- [Exercise aim]:
In the data, swap "icon" for "symbol" in the lines from the one with "- alarm-icon: ⏰: [738, 43, 779, 76]" to the one with "- battery-icon: [988, 46, 1050, 76]", and give back only those lines with nothing else altered.

- [Extracted material]:
::::::

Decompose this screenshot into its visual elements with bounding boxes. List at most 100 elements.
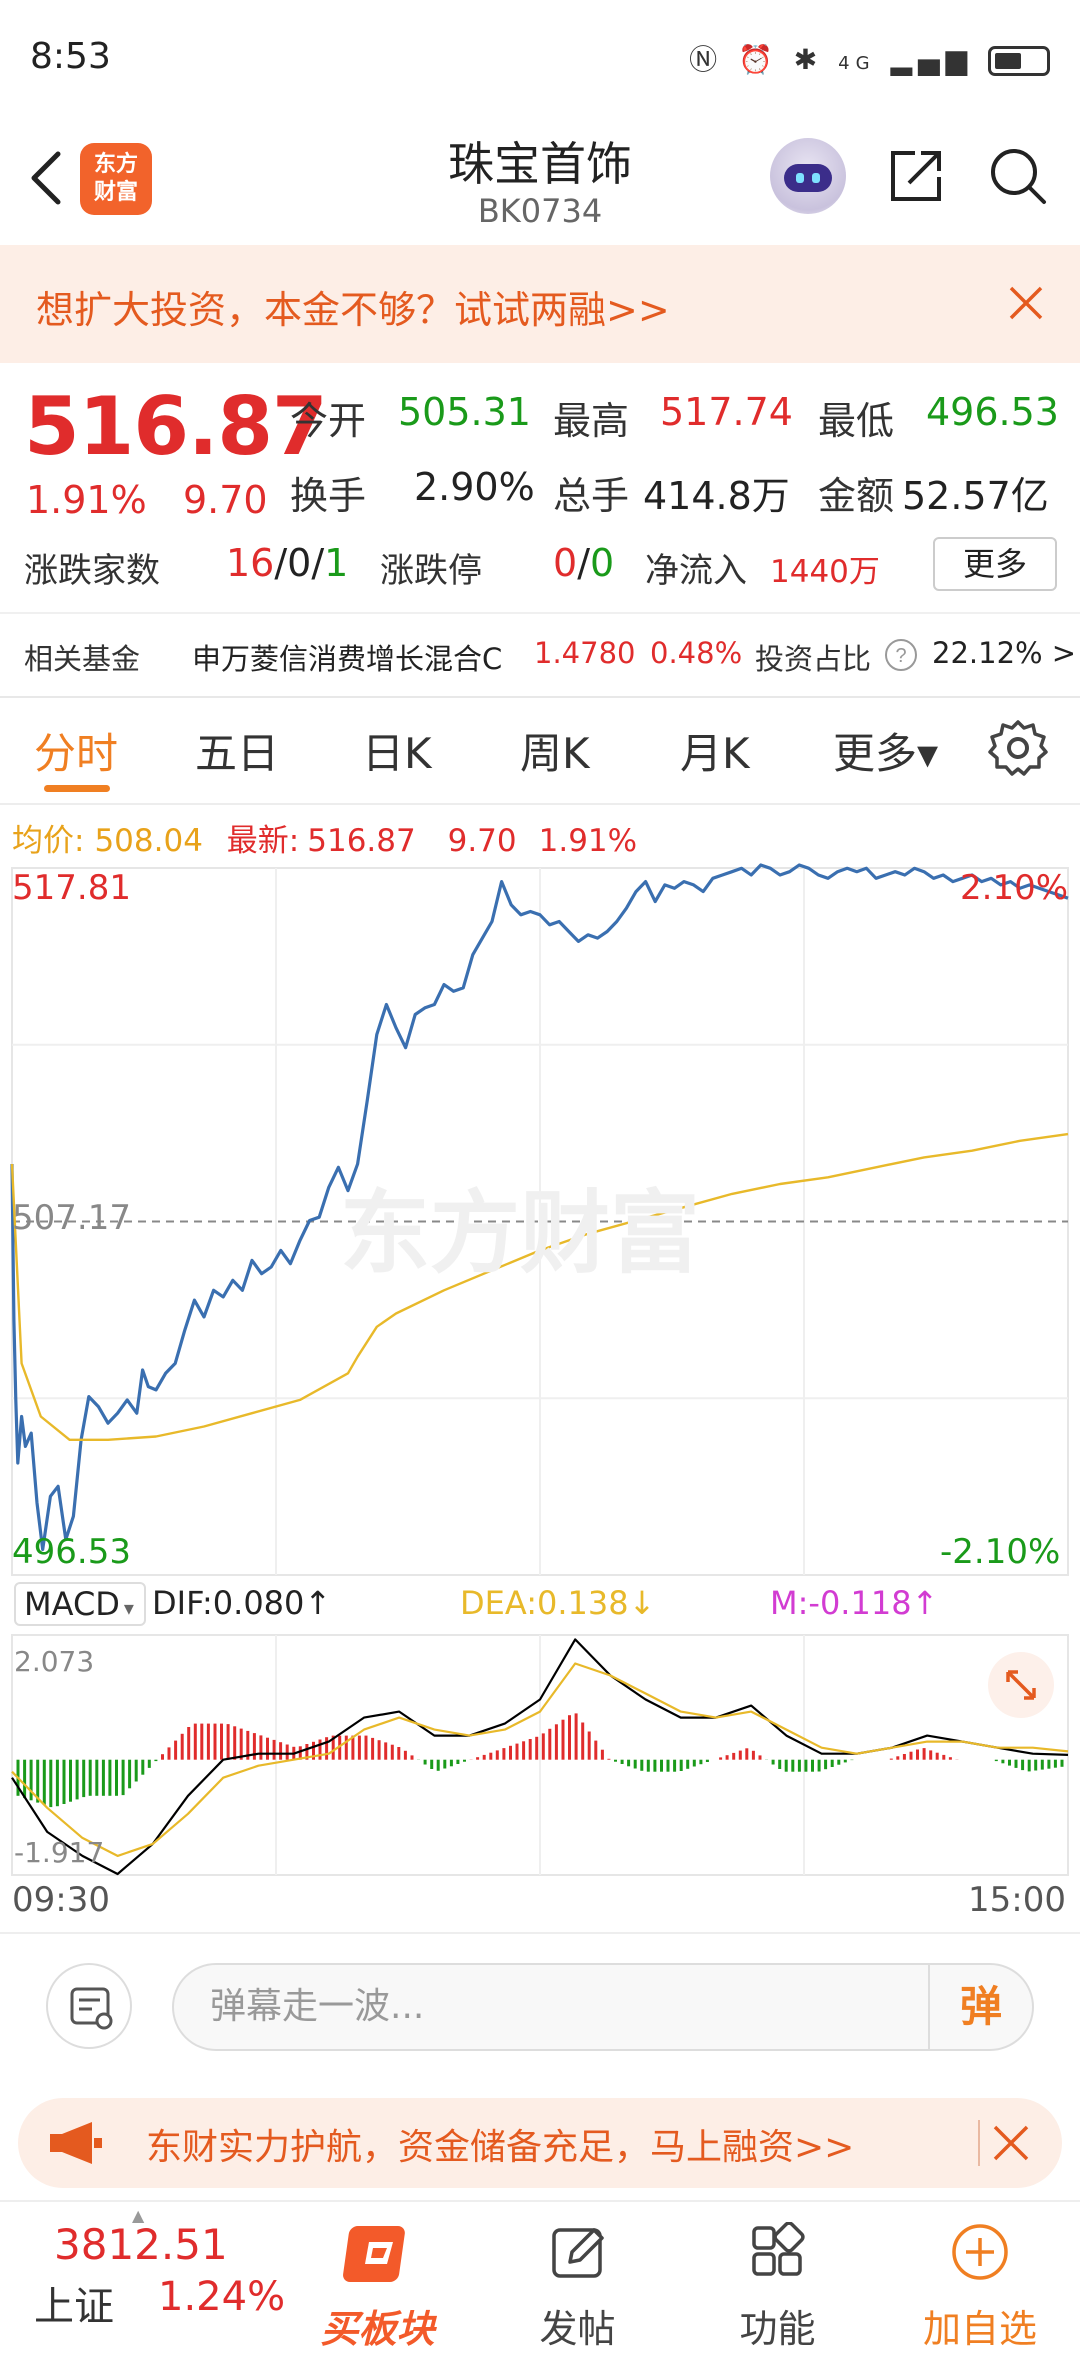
- alarm-icon: ⏰: [738, 43, 779, 76]
- help-icon[interactable]: ?: [884, 638, 918, 672]
- netflow-label: 净流入: [645, 551, 747, 591]
- network-icon: 4G: [838, 53, 876, 74]
- banner-text[interactable]: 东财实力护航，资金储备充足，马上融资>>: [146, 2118, 854, 2170]
- tab-underline: [44, 785, 110, 792]
- limit-values: 0/0: [553, 541, 615, 585]
- m-value: M:-0.118↑: [770, 1584, 939, 1622]
- close-icon[interactable]: [990, 2122, 1032, 2164]
- chevron-up-icon: ▲: [132, 2206, 145, 2225]
- stock-code: BK0734: [477, 192, 603, 230]
- danmu-button[interactable]: 弹: [928, 1965, 1032, 2049]
- nav-label: 买板块: [320, 2307, 435, 2351]
- divider: [0, 803, 1080, 805]
- tab-five-day[interactable]: 五日: [195, 720, 279, 781]
- battery-icon: [988, 46, 1050, 76]
- netflow-value: 1440万: [770, 554, 880, 590]
- edit-icon: [552, 2228, 604, 2278]
- comment-settings-icon[interactable]: [46, 1963, 132, 2049]
- dea-value: DEA:0.138↓: [460, 1584, 656, 1622]
- low-label: 最低: [818, 399, 895, 443]
- search-icon[interactable]: [987, 145, 1049, 207]
- current-price: 516.87: [24, 380, 328, 473]
- high-value: 517.74: [660, 390, 793, 434]
- amount-value: 52.57亿: [902, 474, 1049, 518]
- change-percent: 1.91%: [26, 478, 147, 522]
- tab-more[interactable]: 更多▾: [833, 720, 938, 781]
- close-icon[interactable]: [1006, 283, 1046, 323]
- ratio-label: 投资占比: [755, 642, 872, 676]
- ratio-value[interactable]: 22.12% >: [932, 636, 1076, 670]
- volume-label: 总手: [553, 474, 630, 518]
- open-value: 505.31: [398, 390, 531, 434]
- turnover-value: 2.90%: [414, 465, 535, 509]
- gear-icon[interactable]: [988, 718, 1048, 778]
- financing-banner[interactable]: 东财实力护航，资金储备充足，马上融资>>: [18, 2098, 1062, 2188]
- index-pct: 1.24%: [158, 2274, 286, 2320]
- bottom-price-label: 496.53: [12, 1532, 131, 1572]
- promo-text[interactable]: 想扩大投资，本金不够？试试两融>>: [36, 279, 670, 334]
- tab-weekly-k[interactable]: 周K: [520, 720, 590, 781]
- nfc-icon: Ⓝ: [689, 43, 724, 76]
- app-logo: 东方 财富: [80, 143, 152, 215]
- fund-nav: 1.4780: [534, 636, 636, 670]
- nav-functions[interactable]: 功能: [695, 2202, 860, 2376]
- dif-value: DIF:0.080↑: [152, 1584, 332, 1622]
- intraday-chart[interactable]: [0, 860, 1080, 1920]
- fund-change: 0.48%: [650, 636, 743, 670]
- megaphone-icon: [50, 2122, 102, 2164]
- watermark: 东方财富: [340, 1181, 700, 1286]
- header: 东方 财富 珠宝首饰 BK0734: [0, 110, 1080, 245]
- time-start-label: 09:30: [12, 1880, 110, 1920]
- promo-banner[interactable]: 想扩大投资，本金不够？试试两融>>: [0, 245, 1080, 363]
- grid-icon: [752, 2222, 805, 2276]
- bluetooth-icon: ✱: [793, 43, 824, 76]
- nav-buy-sector[interactable]: 买板块: [295, 2202, 460, 2376]
- volume-value: 414.8万: [643, 474, 790, 518]
- macd-legend: MACD ▾ DIF:0.080↑ DEA:0.138↓ M:-0.118↑: [14, 1580, 1074, 1636]
- chart-legend: 均价: 508.04 最新: 516.87 9.70 1.91%: [12, 823, 638, 859]
- add-circle-icon: [952, 2224, 1008, 2280]
- tab-intraday[interactable]: 分时: [34, 720, 118, 781]
- indicator-select[interactable]: MACD ▾: [14, 1582, 146, 1626]
- nav-post[interactable]: 发帖: [495, 2202, 660, 2376]
- svg-text:?: ?: [895, 645, 906, 667]
- expand-icon[interactable]: [986, 1650, 1056, 1720]
- change-value: 9.70: [183, 478, 268, 522]
- amount-label: 金额: [818, 474, 895, 518]
- ai-assistant-icon[interactable]: [770, 138, 846, 214]
- nav-label: 发帖: [539, 2307, 616, 2351]
- status-time: 8:53: [30, 36, 111, 77]
- open-label: 今开: [290, 399, 367, 443]
- tab-daily-k[interactable]: 日K: [362, 720, 432, 781]
- macd-top-label: 2.073: [14, 1645, 95, 1678]
- danmu-input[interactable]: 弹幕走一波...: [172, 1963, 1034, 2051]
- more-button[interactable]: 更多: [933, 537, 1057, 591]
- mid-price-label: 507.17: [12, 1198, 131, 1238]
- divider: [0, 1932, 1080, 1934]
- related-fund-row[interactable]: 相关基金 申万菱信消费增长混合C 1.4780 0.48% 投资占比 ? 22.…: [0, 614, 1080, 694]
- nav-add-watchlist[interactable]: 加自选: [895, 2202, 1065, 2376]
- nav-label: 加自选: [922, 2307, 1037, 2351]
- page-title: 珠宝首饰: [448, 137, 632, 191]
- bottom-nav: 3812.51 上证 1.24% ▲ 买板块 发帖 功能 加自选: [0, 2200, 1080, 2376]
- high-label: 最高: [553, 399, 630, 443]
- time-end-label: 15:00: [968, 1880, 1066, 1920]
- top-pct-label: 2.10%: [960, 868, 1069, 908]
- nav-label: 功能: [739, 2307, 816, 2351]
- status-bar: 8:53 Ⓝ ⏰ ✱ 4G ▂▄▆: [0, 0, 1080, 110]
- index-name: 上证: [34, 2284, 114, 2330]
- back-arrow-icon[interactable]: [22, 148, 72, 208]
- advdec-label: 涨跌家数: [24, 551, 160, 591]
- macd-bottom-label: -1.917: [14, 1836, 105, 1869]
- share-icon[interactable]: [885, 145, 947, 207]
- chart-tabs: 分时 五日 日K 周K 月K 更多▾: [0, 698, 1080, 803]
- index-ticker[interactable]: 3812.51 上证 1.24% ▲: [0, 2202, 290, 2376]
- fund-label: 相关基金: [24, 642, 141, 676]
- status-icons: Ⓝ ⏰ ✱ 4G ▂▄▆: [689, 38, 1050, 78]
- tab-monthly-k[interactable]: 月K: [680, 720, 750, 781]
- fund-name[interactable]: 申万菱信消费增长混合C: [192, 636, 502, 678]
- buy-sector-icon: [343, 2226, 405, 2282]
- comment-bar: 弹幕走一波... 弹: [0, 1935, 1080, 2085]
- advdec-values: 16/0/1: [226, 541, 349, 585]
- turnover-label: 换手: [290, 474, 367, 518]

::::::

- [The response]:
- alarm-symbol: ⏰: [738, 43, 779, 76]
- help-symbol[interactable]: ?: [884, 638, 918, 672]
- netflow-label: 净流入: [645, 551, 747, 591]
- network-symbol: 4G: [838, 53, 876, 74]
- banner-text[interactable]: 东财实力护航，资金储备充足，马上融资>>: [146, 2118, 854, 2170]
- tab-underline: [44, 785, 110, 792]
- limit-values: 0/0: [553, 541, 615, 585]
- m-value: M:-0.118↑: [770, 1584, 939, 1622]
- close-symbol[interactable]: [990, 2122, 1032, 2164]
- chevron-up-symbol: ▲: [132, 2206, 145, 2225]
- stock-code: BK0734: [477, 192, 603, 230]
- danmu-button[interactable]: 弹: [928, 1965, 1032, 2049]
- nav-label: 买板块: [320, 2307, 435, 2351]
- divider: [0, 803, 1080, 805]
- tab-five-day[interactable]: 五日: [195, 720, 279, 781]
- battery-symbol: [988, 46, 1050, 76]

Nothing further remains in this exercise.